╔══

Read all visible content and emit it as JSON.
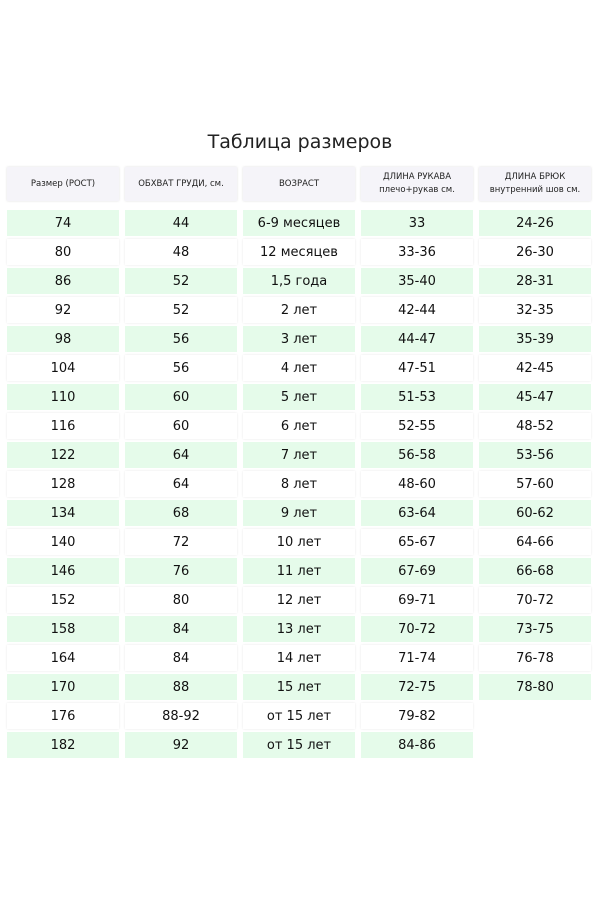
{
  "title": "Таблица размеров",
  "headers": [
    {
      "line1": "Размер (РОСТ)",
      "line2": ""
    },
    {
      "line1": "ОБХВАТ ГРУДИ, см.",
      "line2": ""
    },
    {
      "line1": "ВОЗРАСТ",
      "line2": ""
    },
    {
      "line1": "ДЛИНА РУКАВА",
      "line2": "плечо+рукав см."
    },
    {
      "line1": "ДЛИНА БРЮК",
      "line2": "внутренний шов см."
    }
  ],
  "rows": [
    [
      "74",
      "44",
      "6-9 месяцев",
      "33",
      "24-26"
    ],
    [
      "80",
      "48",
      "12 месяцев",
      "33-36",
      "26-30"
    ],
    [
      "86",
      "52",
      "1,5 года",
      "35-40",
      "28-31"
    ],
    [
      "92",
      "52",
      "2 лет",
      "42-44",
      "32-35"
    ],
    [
      "98",
      "56",
      "3 лет",
      "44-47",
      "35-39"
    ],
    [
      "104",
      "56",
      "4 лет",
      "47-51",
      "42-45"
    ],
    [
      "110",
      "60",
      "5 лет",
      "51-53",
      "45-47"
    ],
    [
      "116",
      "60",
      "6 лет",
      "52-55",
      "48-52"
    ],
    [
      "122",
      "64",
      "7 лет",
      "56-58",
      "53-56"
    ],
    [
      "128",
      "64",
      "8 лет",
      "48-60",
      "57-60"
    ],
    [
      "134",
      "68",
      "9 лет",
      "63-64",
      "60-62"
    ],
    [
      "140",
      "72",
      "10 лет",
      "65-67",
      "64-66"
    ],
    [
      "146",
      "76",
      "11 лет",
      "67-69",
      "66-68"
    ],
    [
      "152",
      "80",
      "12 лет",
      "69-71",
      "70-72"
    ],
    [
      "158",
      "84",
      "13 лет",
      "70-72",
      "73-75"
    ],
    [
      "164",
      "84",
      "14 лет",
      "71-74",
      "76-78"
    ],
    [
      "170",
      "88",
      "15 лет",
      "72-75",
      "78-80"
    ],
    [
      "176",
      "88-92",
      "от 15 лет",
      "79-82",
      ""
    ],
    [
      "182",
      "92",
      "от 15 лет",
      "84-86",
      ""
    ]
  ],
  "colors": {
    "green_row": "#e5fbea",
    "header_bg": "#f5f4f9"
  }
}
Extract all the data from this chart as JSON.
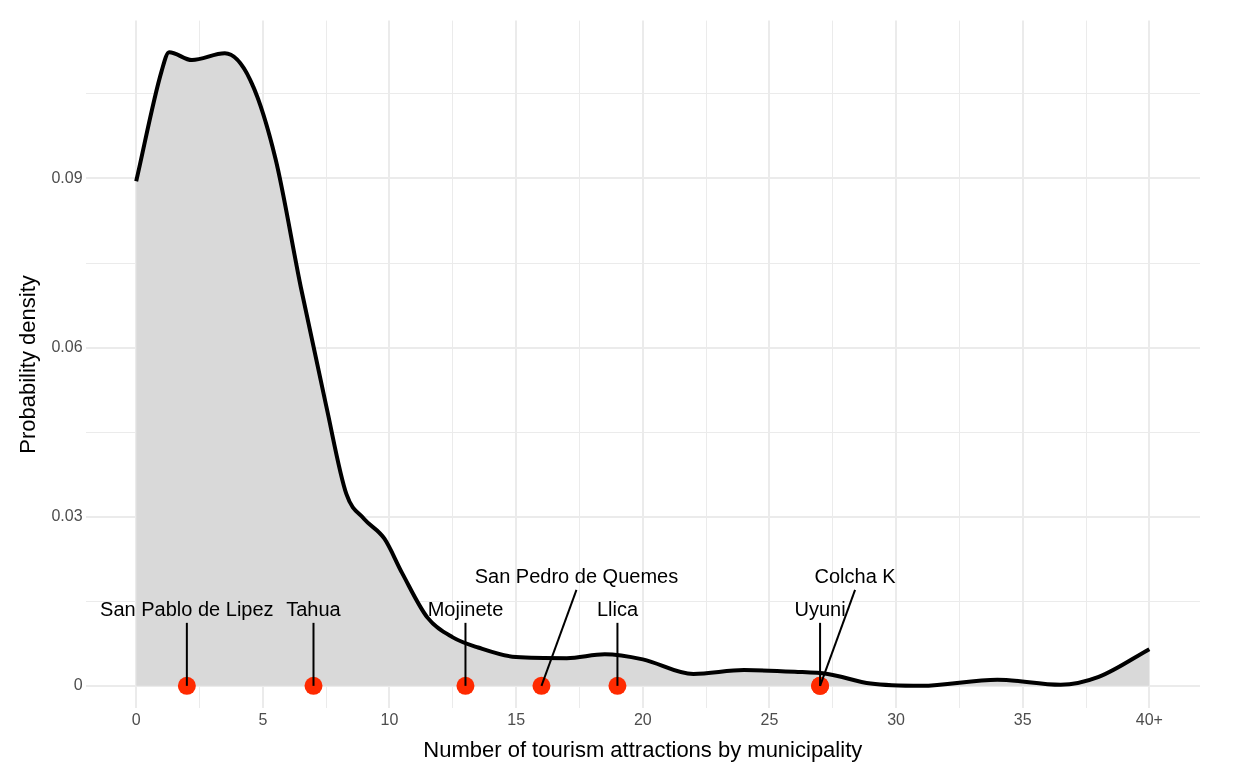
{
  "chart_data": {
    "type": "area",
    "xlabel": "Number of tourism attractions by municipality",
    "ylabel": "Probability density",
    "xlim": [
      -2,
      42
    ],
    "ylim": [
      -0.004,
      0.118
    ],
    "xticks": [
      0,
      {
        "value": 2.5,
        "label": null
      },
      5,
      {
        "value": 7.5,
        "label": null
      },
      10,
      {
        "value": 12.5,
        "label": null
      },
      15,
      {
        "value": 17.5,
        "label": null
      },
      20,
      {
        "value": 22.5,
        "label": null
      },
      25,
      {
        "value": 27.5,
        "label": null
      },
      30,
      {
        "value": 32.5,
        "label": null
      },
      35,
      {
        "value": 37.5,
        "label": null
      },
      {
        "value": 40,
        "label": "40+"
      }
    ],
    "yticks": [
      0,
      {
        "value": 0.015,
        "label": null
      },
      0.03,
      {
        "value": 0.045,
        "label": null
      },
      0.06,
      {
        "value": 0.075,
        "label": null
      },
      0.09,
      {
        "value": 0.105,
        "label": null
      }
    ],
    "grid": true,
    "legend": false,
    "series": [
      {
        "type": "area",
        "color": "#000000",
        "marker": "none",
        "x": [
          0,
          1,
          1.3,
          2.2,
          3.5,
          4.5,
          5.5,
          6.5,
          7.5,
          8.3,
          9,
          9.8,
          10.5,
          11.5,
          12.5,
          13.5,
          15,
          17,
          18.5,
          20,
          22,
          24,
          26,
          27.3,
          29,
          31,
          34,
          36.5,
          38,
          40
        ],
        "values": [
          0.0895,
          0.109,
          0.1124,
          0.111,
          0.1122,
          0.1075,
          0.0935,
          0.0707,
          0.0497,
          0.034,
          0.0296,
          0.0261,
          0.02,
          0.0121,
          0.0086,
          0.0068,
          0.0051,
          0.0049,
          0.0056,
          0.0047,
          0.0021,
          0.0028,
          0.0025,
          0.0021,
          0.0004,
          0,
          0.0011,
          0.0002,
          0.0016,
          0.0065
        ]
      },
      {
        "type": "scatter",
        "color": "#ff2a00",
        "marker": "circle",
        "x": [
          2,
          7,
          13,
          16,
          19,
          27,
          27
        ],
        "values": [
          0,
          0,
          0,
          0,
          0,
          0,
          0
        ]
      }
    ],
    "annotations": [
      {
        "text": "San Pablo de Lipez",
        "x": 2,
        "y": 0
      },
      {
        "text": "Tahua",
        "x": 7,
        "y": 0
      },
      {
        "text": "Mojinete",
        "x": 13,
        "y": 0
      },
      {
        "text": "San Pedro de Quemes",
        "x": 16,
        "y": 0
      },
      {
        "text": "Llica",
        "x": 19,
        "y": 0
      },
      {
        "text": "Uyuni",
        "x": 27,
        "y": 0
      },
      {
        "text": "Colcha K",
        "x": 27,
        "y": 0
      }
    ]
  }
}
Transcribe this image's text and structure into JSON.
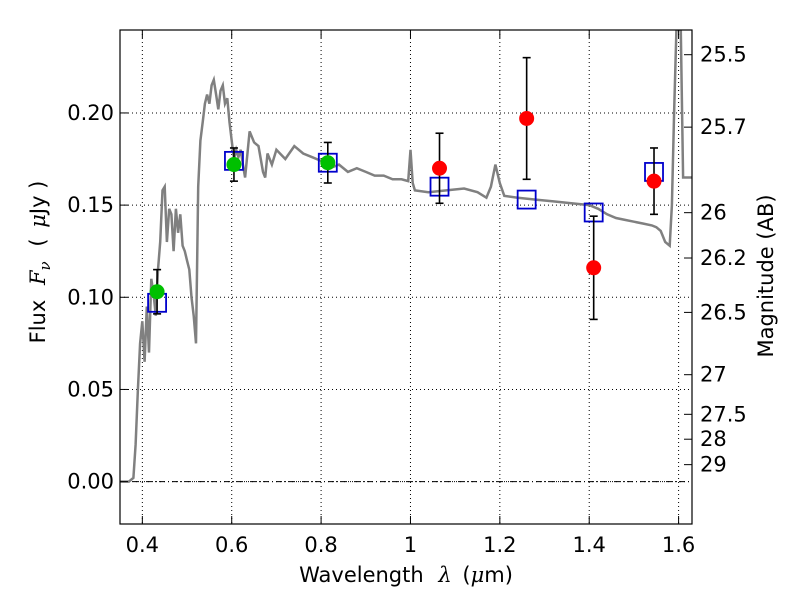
{
  "chart_data": {
    "type": "scatter",
    "title": "",
    "xlabel": "Wavelength  λ (μm)",
    "xlabel_parts": {
      "text": "Wavelength",
      "symbol": "λ",
      "unit_open": "(",
      "mu": "μ",
      "unit_close": "m)"
    },
    "ylabel": "Flux  Fν  ( μJy )",
    "ylabel_parts": {
      "text": "Flux",
      "symbol": "F",
      "subscript": "ν",
      "unit_open": "(",
      "mu": "μ",
      "unit_close": "Jy )"
    },
    "y2label": "Magnitude (AB)",
    "xlim": [
      0.35,
      1.63
    ],
    "ylim": [
      -0.023,
      0.245
    ],
    "x_ticks": [
      0.4,
      0.6,
      0.8,
      1.0,
      1.2,
      1.4,
      1.6
    ],
    "x_tick_labels": [
      "0.4",
      "0.6",
      "0.8",
      "1",
      "1.2",
      "1.4",
      "1.6"
    ],
    "y_ticks": [
      0.0,
      0.05,
      0.1,
      0.15,
      0.2
    ],
    "y_tick_labels": [
      "0.00",
      "0.05",
      "0.10",
      "0.15",
      "0.20"
    ],
    "y2_ticks": [
      {
        "label": "25.5",
        "flux": 0.2316
      },
      {
        "label": "25.7",
        "flux": 0.1923
      },
      {
        "label": "26",
        "flux": 0.1459
      },
      {
        "label": "26.2",
        "flux": 0.1213
      },
      {
        "label": "26.5",
        "flux": 0.0918
      },
      {
        "label": "27",
        "flux": 0.058
      },
      {
        "label": "27.5",
        "flux": 0.0365
      },
      {
        "label": "28",
        "flux": 0.023
      },
      {
        "label": "29",
        "flux": 0.0092
      }
    ],
    "grid": true,
    "zero_line": true,
    "colors": {
      "sed": "#808080",
      "green": "#00c000",
      "red": "#ff0000",
      "model_box": "#0000cc",
      "errorbar": "#000000"
    },
    "series": [
      {
        "kind": "line",
        "points": [
          [
            0.35,
            0
          ],
          [
            0.37,
            0
          ],
          [
            0.38,
            0.002
          ],
          [
            0.385,
            0.02
          ],
          [
            0.39,
            0.05
          ],
          [
            0.395,
            0.075
          ],
          [
            0.4,
            0.087
          ],
          [
            0.405,
            0.065
          ],
          [
            0.41,
            0.095
          ],
          [
            0.415,
            0.07
          ],
          [
            0.42,
            0.11
          ],
          [
            0.425,
            0.102
          ],
          [
            0.43,
            0.09
          ],
          [
            0.435,
            0.115
          ],
          [
            0.44,
            0.13
          ],
          [
            0.445,
            0.158
          ],
          [
            0.45,
            0.16
          ],
          [
            0.455,
            0.13
          ],
          [
            0.46,
            0.148
          ],
          [
            0.465,
            0.145
          ],
          [
            0.47,
            0.125
          ],
          [
            0.475,
            0.148
          ],
          [
            0.48,
            0.135
          ],
          [
            0.485,
            0.145
          ],
          [
            0.49,
            0.128
          ],
          [
            0.495,
            0.125
          ],
          [
            0.5,
            0.12
          ],
          [
            0.505,
            0.115
          ],
          [
            0.51,
            0.1
          ],
          [
            0.515,
            0.09
          ],
          [
            0.52,
            0.075
          ],
          [
            0.525,
            0.16
          ],
          [
            0.53,
            0.185
          ],
          [
            0.535,
            0.195
          ],
          [
            0.54,
            0.205
          ],
          [
            0.545,
            0.21
          ],
          [
            0.55,
            0.205
          ],
          [
            0.555,
            0.215
          ],
          [
            0.56,
            0.218
          ],
          [
            0.565,
            0.21
          ],
          [
            0.57,
            0.202
          ],
          [
            0.575,
            0.212
          ],
          [
            0.58,
            0.215
          ],
          [
            0.585,
            0.205
          ],
          [
            0.59,
            0.208
          ],
          [
            0.595,
            0.195
          ],
          [
            0.6,
            0.185
          ],
          [
            0.605,
            0.175
          ],
          [
            0.61,
            0.18
          ],
          [
            0.615,
            0.176
          ],
          [
            0.62,
            0.18
          ],
          [
            0.625,
            0.172
          ],
          [
            0.63,
            0.165
          ],
          [
            0.64,
            0.19
          ],
          [
            0.65,
            0.184
          ],
          [
            0.66,
            0.182
          ],
          [
            0.67,
            0.168
          ],
          [
            0.675,
            0.165
          ],
          [
            0.68,
            0.178
          ],
          [
            0.69,
            0.172
          ],
          [
            0.7,
            0.18
          ],
          [
            0.72,
            0.175
          ],
          [
            0.74,
            0.182
          ],
          [
            0.76,
            0.178
          ],
          [
            0.78,
            0.176
          ],
          [
            0.8,
            0.174
          ],
          [
            0.82,
            0.17
          ],
          [
            0.84,
            0.172
          ],
          [
            0.86,
            0.168
          ],
          [
            0.88,
            0.17
          ],
          [
            0.9,
            0.168
          ],
          [
            0.92,
            0.166
          ],
          [
            0.94,
            0.166
          ],
          [
            0.96,
            0.164
          ],
          [
            0.98,
            0.164
          ],
          [
            0.995,
            0.163
          ],
          [
            1.0,
            0.18
          ],
          [
            1.005,
            0.162
          ],
          [
            1.01,
            0.158
          ],
          [
            1.04,
            0.157
          ],
          [
            1.08,
            0.158
          ],
          [
            1.12,
            0.159
          ],
          [
            1.15,
            0.157
          ],
          [
            1.17,
            0.154
          ],
          [
            1.18,
            0.16
          ],
          [
            1.19,
            0.172
          ],
          [
            1.2,
            0.162
          ],
          [
            1.21,
            0.155
          ],
          [
            1.24,
            0.154
          ],
          [
            1.28,
            0.153
          ],
          [
            1.32,
            0.152
          ],
          [
            1.36,
            0.151
          ],
          [
            1.4,
            0.15
          ],
          [
            1.42,
            0.148
          ],
          [
            1.44,
            0.145
          ],
          [
            1.46,
            0.143
          ],
          [
            1.48,
            0.142
          ],
          [
            1.5,
            0.141
          ],
          [
            1.52,
            0.14
          ],
          [
            1.54,
            0.139
          ],
          [
            1.55,
            0.138
          ],
          [
            1.56,
            0.136
          ],
          [
            1.57,
            0.13
          ],
          [
            1.58,
            0.128
          ],
          [
            1.585,
            0.15
          ],
          [
            1.59,
            0.2
          ],
          [
            1.595,
            0.245
          ],
          [
            1.6,
            0.245
          ],
          [
            1.605,
            0.245
          ],
          [
            1.61,
            0.165
          ],
          [
            1.63,
            0.165
          ]
        ]
      },
      {
        "kind": "model-boxes",
        "points": [
          [
            0.433,
            0.097
          ],
          [
            0.605,
            0.174
          ],
          [
            0.815,
            0.173
          ],
          [
            1.065,
            0.16
          ],
          [
            1.26,
            0.153
          ],
          [
            1.41,
            0.146
          ],
          [
            1.545,
            0.168
          ]
        ]
      },
      {
        "kind": "measurements-green",
        "points": [
          [
            0.433,
            0.103,
            0.012
          ],
          [
            0.605,
            0.172,
            0.009
          ],
          [
            0.815,
            0.173,
            0.011
          ]
        ]
      },
      {
        "kind": "measurements-red",
        "points": [
          [
            1.065,
            0.17,
            0.019
          ],
          [
            1.26,
            0.197,
            0.033
          ],
          [
            1.41,
            0.116,
            0.028
          ],
          [
            1.545,
            0.163,
            0.018
          ]
        ]
      }
    ]
  }
}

╚══

* **REQUIRED WORK**
Show every line from the entries above in which the word "ДЛИНА" appears.

* **REPLY TO THE EXERCISE**
      "line1": "ДЛИНА РУКАВА",
      "line1": "ДЛИНА БРЮК",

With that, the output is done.